[Task to carry out]:
In the entries below, find the line containing "What does this". Copy it and all lines after it, exactly, through the end.

[Provided entries]:

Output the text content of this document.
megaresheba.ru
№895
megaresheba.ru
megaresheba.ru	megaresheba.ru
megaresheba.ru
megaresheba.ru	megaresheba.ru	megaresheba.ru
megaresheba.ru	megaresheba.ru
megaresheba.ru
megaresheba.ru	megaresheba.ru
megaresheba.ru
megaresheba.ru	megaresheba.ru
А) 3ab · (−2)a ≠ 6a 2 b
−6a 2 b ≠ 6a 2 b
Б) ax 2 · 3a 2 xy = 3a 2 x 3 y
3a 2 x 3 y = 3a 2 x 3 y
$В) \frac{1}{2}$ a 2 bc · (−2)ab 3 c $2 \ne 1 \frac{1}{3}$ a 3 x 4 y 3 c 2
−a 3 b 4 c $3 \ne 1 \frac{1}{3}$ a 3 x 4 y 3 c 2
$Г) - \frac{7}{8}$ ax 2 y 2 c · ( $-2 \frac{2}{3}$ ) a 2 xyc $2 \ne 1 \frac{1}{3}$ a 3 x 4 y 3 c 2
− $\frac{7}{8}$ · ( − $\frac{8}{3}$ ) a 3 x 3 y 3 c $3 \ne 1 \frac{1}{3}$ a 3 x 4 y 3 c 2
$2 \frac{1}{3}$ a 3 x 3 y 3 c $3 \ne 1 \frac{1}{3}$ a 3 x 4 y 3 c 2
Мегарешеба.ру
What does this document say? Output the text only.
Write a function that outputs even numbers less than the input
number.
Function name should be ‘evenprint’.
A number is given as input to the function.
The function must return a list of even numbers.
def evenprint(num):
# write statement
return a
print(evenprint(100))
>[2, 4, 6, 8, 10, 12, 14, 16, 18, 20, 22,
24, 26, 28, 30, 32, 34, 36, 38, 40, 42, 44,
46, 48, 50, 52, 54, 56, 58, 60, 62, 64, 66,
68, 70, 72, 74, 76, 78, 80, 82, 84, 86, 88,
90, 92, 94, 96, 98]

[Output below]:
What does this document say? Output the text only.
Write a function that outputs even numbers less than the input
number.
Function name should be ‘evenprint’.
A number is given as input to the function.
The function must return a list of even numbers.
def evenprint(num):
# write statement
return a
print(evenprint(100))
>[2, 4, 6, 8, 10, 12, 14, 16, 18, 20, 22,
24, 26, 28, 30, 32, 34, 36, 38, 40, 42, 44,
46, 48, 50, 52, 54, 56, 58, 60, 62, 64, 66,
68, 70, 72, 74, 76, 78, 80, 82, 84, 86, 88,
90, 92, 94, 96, 98]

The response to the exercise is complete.